*** Records shown ***

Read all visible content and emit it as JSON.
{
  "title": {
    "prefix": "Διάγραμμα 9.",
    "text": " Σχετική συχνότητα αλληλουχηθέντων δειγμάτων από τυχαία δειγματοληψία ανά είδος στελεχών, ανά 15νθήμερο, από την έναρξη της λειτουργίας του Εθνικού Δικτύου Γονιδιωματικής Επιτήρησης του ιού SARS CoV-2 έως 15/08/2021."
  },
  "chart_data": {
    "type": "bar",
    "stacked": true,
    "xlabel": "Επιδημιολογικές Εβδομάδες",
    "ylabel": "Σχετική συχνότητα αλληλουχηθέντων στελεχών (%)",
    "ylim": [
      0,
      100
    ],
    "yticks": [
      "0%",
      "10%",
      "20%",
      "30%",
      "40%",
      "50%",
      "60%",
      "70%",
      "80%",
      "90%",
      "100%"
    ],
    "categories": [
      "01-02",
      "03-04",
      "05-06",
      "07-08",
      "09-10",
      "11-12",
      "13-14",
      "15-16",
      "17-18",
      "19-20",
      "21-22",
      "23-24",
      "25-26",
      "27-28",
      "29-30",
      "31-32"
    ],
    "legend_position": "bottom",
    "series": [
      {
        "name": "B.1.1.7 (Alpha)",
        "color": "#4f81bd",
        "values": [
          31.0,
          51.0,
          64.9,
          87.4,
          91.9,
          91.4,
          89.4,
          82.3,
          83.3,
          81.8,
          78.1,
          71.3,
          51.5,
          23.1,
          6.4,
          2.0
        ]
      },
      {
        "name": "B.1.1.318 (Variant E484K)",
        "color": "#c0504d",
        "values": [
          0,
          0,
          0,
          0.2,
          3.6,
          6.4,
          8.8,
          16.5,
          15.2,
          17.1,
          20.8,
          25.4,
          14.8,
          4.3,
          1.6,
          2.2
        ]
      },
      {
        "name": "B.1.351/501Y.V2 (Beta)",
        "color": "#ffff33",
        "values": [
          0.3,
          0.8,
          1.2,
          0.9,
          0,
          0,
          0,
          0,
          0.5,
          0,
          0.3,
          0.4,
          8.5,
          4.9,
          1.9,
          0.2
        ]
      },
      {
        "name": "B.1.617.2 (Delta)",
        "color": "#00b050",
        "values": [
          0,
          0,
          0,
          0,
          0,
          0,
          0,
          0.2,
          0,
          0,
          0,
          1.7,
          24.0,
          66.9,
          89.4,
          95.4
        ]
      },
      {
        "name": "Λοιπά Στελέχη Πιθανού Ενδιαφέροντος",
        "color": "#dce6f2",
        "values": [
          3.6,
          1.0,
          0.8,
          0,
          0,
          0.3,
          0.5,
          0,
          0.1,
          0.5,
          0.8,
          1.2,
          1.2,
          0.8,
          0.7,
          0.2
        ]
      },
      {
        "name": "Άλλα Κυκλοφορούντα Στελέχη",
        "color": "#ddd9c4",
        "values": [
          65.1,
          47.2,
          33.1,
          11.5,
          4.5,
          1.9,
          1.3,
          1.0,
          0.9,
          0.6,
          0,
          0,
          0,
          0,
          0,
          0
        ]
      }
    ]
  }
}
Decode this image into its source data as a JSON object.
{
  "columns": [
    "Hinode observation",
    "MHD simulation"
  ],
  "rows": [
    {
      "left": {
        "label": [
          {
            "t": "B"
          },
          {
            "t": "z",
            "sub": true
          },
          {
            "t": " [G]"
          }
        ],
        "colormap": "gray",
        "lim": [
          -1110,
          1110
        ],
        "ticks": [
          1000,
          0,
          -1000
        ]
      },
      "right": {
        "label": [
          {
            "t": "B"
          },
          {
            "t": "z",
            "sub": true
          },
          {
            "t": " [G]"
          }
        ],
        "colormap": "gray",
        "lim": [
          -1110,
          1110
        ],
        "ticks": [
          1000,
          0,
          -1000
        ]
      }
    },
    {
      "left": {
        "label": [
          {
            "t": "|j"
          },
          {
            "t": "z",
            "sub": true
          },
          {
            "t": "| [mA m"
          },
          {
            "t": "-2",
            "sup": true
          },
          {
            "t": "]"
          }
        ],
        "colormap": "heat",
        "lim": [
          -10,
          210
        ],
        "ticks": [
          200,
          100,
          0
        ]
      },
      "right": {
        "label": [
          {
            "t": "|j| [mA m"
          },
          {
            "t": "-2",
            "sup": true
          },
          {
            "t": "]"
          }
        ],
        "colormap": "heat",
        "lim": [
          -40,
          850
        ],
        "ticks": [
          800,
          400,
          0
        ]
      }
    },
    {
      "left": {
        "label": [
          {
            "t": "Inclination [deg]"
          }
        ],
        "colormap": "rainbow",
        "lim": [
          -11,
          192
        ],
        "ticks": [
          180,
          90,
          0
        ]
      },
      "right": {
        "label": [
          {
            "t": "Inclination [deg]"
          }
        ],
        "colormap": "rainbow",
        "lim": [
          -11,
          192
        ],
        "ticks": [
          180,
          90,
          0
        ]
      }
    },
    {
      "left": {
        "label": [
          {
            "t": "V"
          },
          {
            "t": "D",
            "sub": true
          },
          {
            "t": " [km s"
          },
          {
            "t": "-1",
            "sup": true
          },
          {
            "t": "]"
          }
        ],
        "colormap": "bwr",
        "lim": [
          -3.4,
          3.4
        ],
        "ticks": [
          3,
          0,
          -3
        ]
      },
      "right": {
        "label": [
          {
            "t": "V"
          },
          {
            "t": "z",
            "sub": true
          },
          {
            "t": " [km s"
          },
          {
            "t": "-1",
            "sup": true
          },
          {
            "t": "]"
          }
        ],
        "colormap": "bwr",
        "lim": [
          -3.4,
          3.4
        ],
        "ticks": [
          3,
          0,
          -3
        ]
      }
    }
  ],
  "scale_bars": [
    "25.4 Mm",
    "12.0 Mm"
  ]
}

***

**Set task:** Copy the records above exactly.

**Result:**
Read all visible content and emit it as JSON.
{
  "title": {
    "prefix": "Διάγραμμα 9.",
    "text": " Σχετική συχνότητα αλληλουχηθέντων δειγμάτων από τυχαία δειγματοληψία ανά είδος στελεχών, ανά 15νθήμερο, από την έναρξη της λειτουργίας του Εθνικού Δικτύου Γονιδιωματικής Επιτήρησης του ιού SARS CoV-2 έως 15/08/2021."
  },
  "chart_data": {
    "type": "bar",
    "stacked": true,
    "xlabel": "Επιδημιολογικές Εβδομάδες",
    "ylabel": "Σχετική συχνότητα αλληλουχηθέντων στελεχών (%)",
    "ylim": [
      0,
      100
    ],
    "yticks": [
      "0%",
      "10%",
      "20%",
      "30%",
      "40%",
      "50%",
      "60%",
      "70%",
      "80%",
      "90%",
      "100%"
    ],
    "categories": [
      "01-02",
      "03-04",
      "05-06",
      "07-08",
      "09-10",
      "11-12",
      "13-14",
      "15-16",
      "17-18",
      "19-20",
      "21-22",
      "23-24",
      "25-26",
      "27-28",
      "29-30",
      "31-32"
    ],
    "legend_position": "bottom",
    "series": [
      {
        "name": "B.1.1.7 (Alpha)",
        "color": "#4f81bd",
        "values": [
          31.0,
          51.0,
          64.9,
          87.4,
          91.9,
          91.4,
          89.4,
          82.3,
          83.3,
          81.8,
          78.1,
          71.3,
          51.5,
          23.1,
          6.4,
          2.0
        ]
      },
      {
        "name": "B.1.1.318 (Variant E484K)",
        "color": "#c0504d",
        "values": [
          0,
          0,
          0,
          0.2,
          3.6,
          6.4,
          8.8,
          16.5,
          15.2,
          17.1,
          20.8,
          25.4,
          14.8,
          4.3,
          1.6,
          2.2
        ]
      },
      {
        "name": "B.1.351/501Y.V2 (Beta)",
        "color": "#ffff33",
        "values": [
          0.3,
          0.8,
          1.2,
          0.9,
          0,
          0,
          0,
          0,
          0.5,
          0,
          0.3,
          0.4,
          8.5,
          4.9,
          1.9,
          0.2
        ]
      },
      {
        "name": "B.1.617.2 (Delta)",
        "color": "#00b050",
        "values": [
          0,
          0,
          0,
          0,
          0,
          0,
          0,
          0.2,
          0,
          0,
          0,
          1.7,
          24.0,
          66.9,
          89.4,
          95.4
        ]
      },
      {
        "name": "Λοιπά Στελέχη Πιθανού Ενδιαφέροντος",
        "color": "#dce6f2",
        "values": [
          3.6,
          1.0,
          0.8,
          0,
          0,
          0.3,
          0.5,
          0,
          0.1,
          0.5,
          0.8,
          1.2,
          1.2,
          0.8,
          0.7,
          0.2
        ]
      },
      {
        "name": "Άλλα Κυκλοφορούντα Στελέχη",
        "color": "#ddd9c4",
        "values": [
          65.1,
          47.2,
          33.1,
          11.5,
          4.5,
          1.9,
          1.3,
          1.0,
          0.9,
          0.6,
          0,
          0,
          0,
          0,
          0,
          0
        ]
      }
    ]
  }
}
Decode this image into its source data as a JSON object.
{
  "columns": [
    "Hinode observation",
    "MHD simulation"
  ],
  "rows": [
    {
      "left": {
        "label": [
          {
            "t": "B"
          },
          {
            "t": "z",
            "sub": true
          },
          {
            "t": " [G]"
          }
        ],
        "colormap": "gray",
        "lim": [
          -1110,
          1110
        ],
        "ticks": [
          1000,
          0,
          -1000
        ]
      },
      "right": {
        "label": [
          {
            "t": "B"
          },
          {
            "t": "z",
            "sub": true
          },
          {
            "t": " [G]"
          }
        ],
        "colormap": "gray",
        "lim": [
          -1110,
          1110
        ],
        "ticks": [
          1000,
          0,
          -1000
        ]
      }
    },
    {
      "left": {
        "label": [
          {
            "t": "|j"
          },
          {
            "t": "z",
            "sub": true
          },
          {
            "t": "| [mA m"
          },
          {
            "t": "-2",
            "sup": true
          },
          {
            "t": "]"
          }
        ],
        "colormap": "heat",
        "lim": [
          -10,
          210
        ],
        "ticks": [
          200,
          100,
          0
        ]
      },
      "right": {
        "label": [
          {
            "t": "|j| [mA m"
          },
          {
            "t": "-2",
            "sup": true
          },
          {
            "t": "]"
          }
        ],
        "colormap": "heat",
        "lim": [
          -40,
          850
        ],
        "ticks": [
          800,
          400,
          0
        ]
      }
    },
    {
      "left": {
        "label": [
          {
            "t": "Inclination [deg]"
          }
        ],
        "colormap": "rainbow",
        "lim": [
          -11,
          192
        ],
        "ticks": [
          180,
          90,
          0
        ]
      },
      "right": {
        "label": [
          {
            "t": "Inclination [deg]"
          }
        ],
        "colormap": "rainbow",
        "lim": [
          -11,
          192
        ],
        "ticks": [
          180,
          90,
          0
        ]
      }
    },
    {
      "left": {
        "label": [
          {
            "t": "V"
          },
          {
            "t": "D",
            "sub": true
          },
          {
            "t": " [km s"
          },
          {
            "t": "-1",
            "sup": true
          },
          {
            "t": "]"
          }
        ],
        "colormap": "bwr",
        "lim": [
          -3.4,
          3.4
        ],
        "ticks": [
          3,
          0,
          -3
        ]
      },
      "right": {
        "label": [
          {
            "t": "V"
          },
          {
            "t": "z",
            "sub": true
          },
          {
            "t": " [km s"
          },
          {
            "t": "-1",
            "sup": true
          },
          {
            "t": "]"
          }
        ],
        "colormap": "bwr",
        "lim": [
          -3.4,
          3.4
        ],
        "ticks": [
          3,
          0,
          -3
        ]
      }
    }
  ],
  "scale_bars": [
    "25.4 Mm",
    "12.0 Mm"
  ]
}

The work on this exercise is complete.